* begin Task input *

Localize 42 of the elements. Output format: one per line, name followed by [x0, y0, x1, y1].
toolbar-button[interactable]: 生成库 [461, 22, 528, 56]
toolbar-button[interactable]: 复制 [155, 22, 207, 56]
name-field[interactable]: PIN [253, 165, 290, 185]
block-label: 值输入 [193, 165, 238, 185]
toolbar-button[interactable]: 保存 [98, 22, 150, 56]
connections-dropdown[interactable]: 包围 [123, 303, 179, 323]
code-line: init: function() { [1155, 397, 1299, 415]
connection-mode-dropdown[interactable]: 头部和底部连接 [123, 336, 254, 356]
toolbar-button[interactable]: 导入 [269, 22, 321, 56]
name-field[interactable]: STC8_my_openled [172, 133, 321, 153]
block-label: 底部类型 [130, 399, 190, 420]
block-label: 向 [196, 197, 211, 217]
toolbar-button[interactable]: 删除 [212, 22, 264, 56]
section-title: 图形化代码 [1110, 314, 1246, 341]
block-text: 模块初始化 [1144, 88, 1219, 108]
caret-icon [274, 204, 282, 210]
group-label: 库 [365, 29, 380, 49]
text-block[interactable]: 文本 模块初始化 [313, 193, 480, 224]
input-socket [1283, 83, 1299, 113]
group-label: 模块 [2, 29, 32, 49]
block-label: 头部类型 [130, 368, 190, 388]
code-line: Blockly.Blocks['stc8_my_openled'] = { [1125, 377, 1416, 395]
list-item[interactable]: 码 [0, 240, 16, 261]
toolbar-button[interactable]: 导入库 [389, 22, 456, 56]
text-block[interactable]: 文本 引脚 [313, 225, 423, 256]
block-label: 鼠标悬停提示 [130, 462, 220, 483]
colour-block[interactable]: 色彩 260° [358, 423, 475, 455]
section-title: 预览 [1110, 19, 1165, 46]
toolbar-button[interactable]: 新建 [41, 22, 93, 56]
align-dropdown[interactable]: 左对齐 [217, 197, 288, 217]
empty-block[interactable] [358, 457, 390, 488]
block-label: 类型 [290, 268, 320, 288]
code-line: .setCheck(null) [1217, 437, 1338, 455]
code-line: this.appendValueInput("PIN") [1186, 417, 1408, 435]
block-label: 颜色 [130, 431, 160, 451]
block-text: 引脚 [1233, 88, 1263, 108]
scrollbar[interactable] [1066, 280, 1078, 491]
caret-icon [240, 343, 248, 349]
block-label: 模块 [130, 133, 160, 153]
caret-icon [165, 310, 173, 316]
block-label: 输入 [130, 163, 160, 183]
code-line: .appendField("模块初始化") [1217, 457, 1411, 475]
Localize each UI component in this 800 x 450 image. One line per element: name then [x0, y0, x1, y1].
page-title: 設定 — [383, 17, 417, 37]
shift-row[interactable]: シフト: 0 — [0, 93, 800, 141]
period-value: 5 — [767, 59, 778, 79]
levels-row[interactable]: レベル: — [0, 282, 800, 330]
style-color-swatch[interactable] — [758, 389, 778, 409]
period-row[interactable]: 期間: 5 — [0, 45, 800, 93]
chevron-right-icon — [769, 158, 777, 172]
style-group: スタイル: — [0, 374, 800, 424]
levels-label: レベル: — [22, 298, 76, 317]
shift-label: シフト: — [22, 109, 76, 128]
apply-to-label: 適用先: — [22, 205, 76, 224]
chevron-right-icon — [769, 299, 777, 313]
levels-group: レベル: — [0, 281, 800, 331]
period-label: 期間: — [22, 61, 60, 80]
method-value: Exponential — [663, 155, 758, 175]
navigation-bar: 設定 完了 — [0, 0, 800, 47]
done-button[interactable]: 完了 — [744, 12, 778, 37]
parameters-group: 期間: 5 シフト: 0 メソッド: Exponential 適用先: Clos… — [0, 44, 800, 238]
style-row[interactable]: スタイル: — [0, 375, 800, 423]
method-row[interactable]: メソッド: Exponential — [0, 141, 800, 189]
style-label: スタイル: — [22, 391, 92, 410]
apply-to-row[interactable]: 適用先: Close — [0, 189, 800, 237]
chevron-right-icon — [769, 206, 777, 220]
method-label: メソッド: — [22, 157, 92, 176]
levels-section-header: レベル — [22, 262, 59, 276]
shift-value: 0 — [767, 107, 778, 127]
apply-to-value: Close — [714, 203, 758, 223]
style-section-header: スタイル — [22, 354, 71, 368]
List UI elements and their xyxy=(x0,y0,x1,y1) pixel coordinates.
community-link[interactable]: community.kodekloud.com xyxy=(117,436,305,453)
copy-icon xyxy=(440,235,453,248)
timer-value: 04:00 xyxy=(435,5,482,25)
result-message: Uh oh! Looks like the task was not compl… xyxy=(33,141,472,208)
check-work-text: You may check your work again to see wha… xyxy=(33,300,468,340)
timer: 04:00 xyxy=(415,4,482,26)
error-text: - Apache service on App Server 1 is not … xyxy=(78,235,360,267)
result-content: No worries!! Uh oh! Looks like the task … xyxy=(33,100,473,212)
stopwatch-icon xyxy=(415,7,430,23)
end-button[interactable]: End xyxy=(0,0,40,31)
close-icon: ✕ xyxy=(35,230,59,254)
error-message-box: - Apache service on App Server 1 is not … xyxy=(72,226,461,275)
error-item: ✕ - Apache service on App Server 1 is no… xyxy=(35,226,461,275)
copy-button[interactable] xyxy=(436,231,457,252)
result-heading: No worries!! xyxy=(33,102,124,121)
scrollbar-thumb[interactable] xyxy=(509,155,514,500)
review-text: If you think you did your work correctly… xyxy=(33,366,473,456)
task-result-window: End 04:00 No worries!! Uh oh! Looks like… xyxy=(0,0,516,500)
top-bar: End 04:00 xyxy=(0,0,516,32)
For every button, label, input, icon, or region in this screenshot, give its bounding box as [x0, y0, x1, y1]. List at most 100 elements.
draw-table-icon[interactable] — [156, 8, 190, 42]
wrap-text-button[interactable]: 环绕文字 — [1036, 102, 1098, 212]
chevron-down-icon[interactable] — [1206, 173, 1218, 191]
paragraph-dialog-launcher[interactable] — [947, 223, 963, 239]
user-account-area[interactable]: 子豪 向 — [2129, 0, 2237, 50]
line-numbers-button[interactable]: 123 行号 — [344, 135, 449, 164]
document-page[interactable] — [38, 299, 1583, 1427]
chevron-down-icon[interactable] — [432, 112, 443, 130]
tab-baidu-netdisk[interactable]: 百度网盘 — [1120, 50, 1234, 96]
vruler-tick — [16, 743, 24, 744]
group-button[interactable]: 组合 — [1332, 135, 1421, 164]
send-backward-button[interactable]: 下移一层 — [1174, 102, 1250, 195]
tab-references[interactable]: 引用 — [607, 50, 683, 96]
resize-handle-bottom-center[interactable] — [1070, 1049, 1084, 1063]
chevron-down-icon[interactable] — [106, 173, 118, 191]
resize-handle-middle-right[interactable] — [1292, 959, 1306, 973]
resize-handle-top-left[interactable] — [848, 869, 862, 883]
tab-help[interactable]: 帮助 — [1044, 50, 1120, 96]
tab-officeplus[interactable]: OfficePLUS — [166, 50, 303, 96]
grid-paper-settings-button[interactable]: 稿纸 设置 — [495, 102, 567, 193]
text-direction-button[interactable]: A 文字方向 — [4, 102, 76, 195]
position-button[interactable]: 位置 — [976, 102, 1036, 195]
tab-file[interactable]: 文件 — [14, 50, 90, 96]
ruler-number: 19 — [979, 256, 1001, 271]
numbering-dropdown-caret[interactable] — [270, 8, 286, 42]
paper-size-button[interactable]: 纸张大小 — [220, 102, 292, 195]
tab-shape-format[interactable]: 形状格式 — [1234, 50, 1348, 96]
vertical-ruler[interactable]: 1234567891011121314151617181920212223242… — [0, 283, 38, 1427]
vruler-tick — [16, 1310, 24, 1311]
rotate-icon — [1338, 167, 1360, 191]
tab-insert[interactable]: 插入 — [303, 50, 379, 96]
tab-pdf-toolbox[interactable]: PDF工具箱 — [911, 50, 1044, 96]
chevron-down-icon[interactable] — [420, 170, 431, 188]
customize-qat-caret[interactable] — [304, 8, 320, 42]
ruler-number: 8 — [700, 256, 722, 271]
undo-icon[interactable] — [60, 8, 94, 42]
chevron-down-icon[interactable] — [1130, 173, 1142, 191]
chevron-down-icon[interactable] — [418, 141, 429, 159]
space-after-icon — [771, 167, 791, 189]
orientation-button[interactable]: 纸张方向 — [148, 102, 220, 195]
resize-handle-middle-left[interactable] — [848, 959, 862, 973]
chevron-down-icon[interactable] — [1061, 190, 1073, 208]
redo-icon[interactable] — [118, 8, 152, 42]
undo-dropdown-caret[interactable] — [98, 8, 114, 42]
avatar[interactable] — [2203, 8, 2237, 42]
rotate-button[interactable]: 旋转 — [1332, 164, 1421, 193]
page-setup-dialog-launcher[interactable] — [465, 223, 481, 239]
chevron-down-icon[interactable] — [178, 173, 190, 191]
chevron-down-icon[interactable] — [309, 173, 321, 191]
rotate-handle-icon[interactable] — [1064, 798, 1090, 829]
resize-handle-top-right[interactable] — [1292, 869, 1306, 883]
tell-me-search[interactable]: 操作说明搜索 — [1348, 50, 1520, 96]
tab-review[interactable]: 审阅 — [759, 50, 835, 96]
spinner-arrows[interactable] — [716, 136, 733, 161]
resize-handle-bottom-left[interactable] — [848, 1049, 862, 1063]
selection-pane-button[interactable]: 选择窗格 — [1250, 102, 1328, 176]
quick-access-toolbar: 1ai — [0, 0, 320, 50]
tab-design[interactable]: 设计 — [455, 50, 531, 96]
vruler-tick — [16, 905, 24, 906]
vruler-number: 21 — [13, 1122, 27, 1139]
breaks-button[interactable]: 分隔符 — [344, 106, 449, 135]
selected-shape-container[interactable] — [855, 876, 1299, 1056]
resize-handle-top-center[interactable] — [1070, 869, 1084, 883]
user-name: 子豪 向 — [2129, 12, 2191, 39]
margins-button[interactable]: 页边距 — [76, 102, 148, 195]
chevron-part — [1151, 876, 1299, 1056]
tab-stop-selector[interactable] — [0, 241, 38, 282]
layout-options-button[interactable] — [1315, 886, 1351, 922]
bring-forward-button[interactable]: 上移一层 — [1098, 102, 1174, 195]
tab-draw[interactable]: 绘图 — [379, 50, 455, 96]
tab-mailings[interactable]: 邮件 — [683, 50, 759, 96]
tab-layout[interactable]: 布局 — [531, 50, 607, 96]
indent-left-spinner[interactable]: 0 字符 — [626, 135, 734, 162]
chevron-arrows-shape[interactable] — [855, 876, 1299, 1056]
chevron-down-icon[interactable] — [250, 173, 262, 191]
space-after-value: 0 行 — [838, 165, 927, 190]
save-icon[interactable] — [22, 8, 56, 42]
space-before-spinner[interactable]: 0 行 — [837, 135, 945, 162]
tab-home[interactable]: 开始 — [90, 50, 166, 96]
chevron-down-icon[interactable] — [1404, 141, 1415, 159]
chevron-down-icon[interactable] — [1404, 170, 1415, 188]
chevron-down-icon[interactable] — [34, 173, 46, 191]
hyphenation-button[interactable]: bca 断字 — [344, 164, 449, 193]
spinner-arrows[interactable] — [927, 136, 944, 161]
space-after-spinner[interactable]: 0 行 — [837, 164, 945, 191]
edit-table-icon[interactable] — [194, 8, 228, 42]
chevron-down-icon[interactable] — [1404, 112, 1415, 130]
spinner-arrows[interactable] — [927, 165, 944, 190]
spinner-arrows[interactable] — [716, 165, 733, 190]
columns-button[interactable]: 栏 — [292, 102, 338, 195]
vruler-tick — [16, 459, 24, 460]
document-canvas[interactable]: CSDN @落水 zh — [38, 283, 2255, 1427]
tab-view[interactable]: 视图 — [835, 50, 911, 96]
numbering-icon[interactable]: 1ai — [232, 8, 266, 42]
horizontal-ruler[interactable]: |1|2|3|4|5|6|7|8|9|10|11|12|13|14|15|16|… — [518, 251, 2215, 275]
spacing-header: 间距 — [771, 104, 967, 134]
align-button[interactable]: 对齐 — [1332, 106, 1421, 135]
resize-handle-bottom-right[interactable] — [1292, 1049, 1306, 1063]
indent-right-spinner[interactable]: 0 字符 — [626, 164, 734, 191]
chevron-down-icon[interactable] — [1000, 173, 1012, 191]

* end Task input *

• What the exercise asks
Reproduce the lines from the start of the records through the line containing "name-field[interactable]: STC8_my_openled [172, 133, 321, 153]", including that line.

• Problem solution
Localize 42 of the elements. Output format: one per line, name followed by [x0, y0, x1, y1].
toolbar-button[interactable]: 生成库 [461, 22, 528, 56]
toolbar-button[interactable]: 复制 [155, 22, 207, 56]
name-field[interactable]: PIN [253, 165, 290, 185]
block-label: 值输入 [193, 165, 238, 185]
toolbar-button[interactable]: 保存 [98, 22, 150, 56]
connections-dropdown[interactable]: 包围 [123, 303, 179, 323]
code-line: init: function() { [1155, 397, 1299, 415]
connection-mode-dropdown[interactable]: 头部和底部连接 [123, 336, 254, 356]
toolbar-button[interactable]: 导入 [269, 22, 321, 56]
name-field[interactable]: STC8_my_openled [172, 133, 321, 153]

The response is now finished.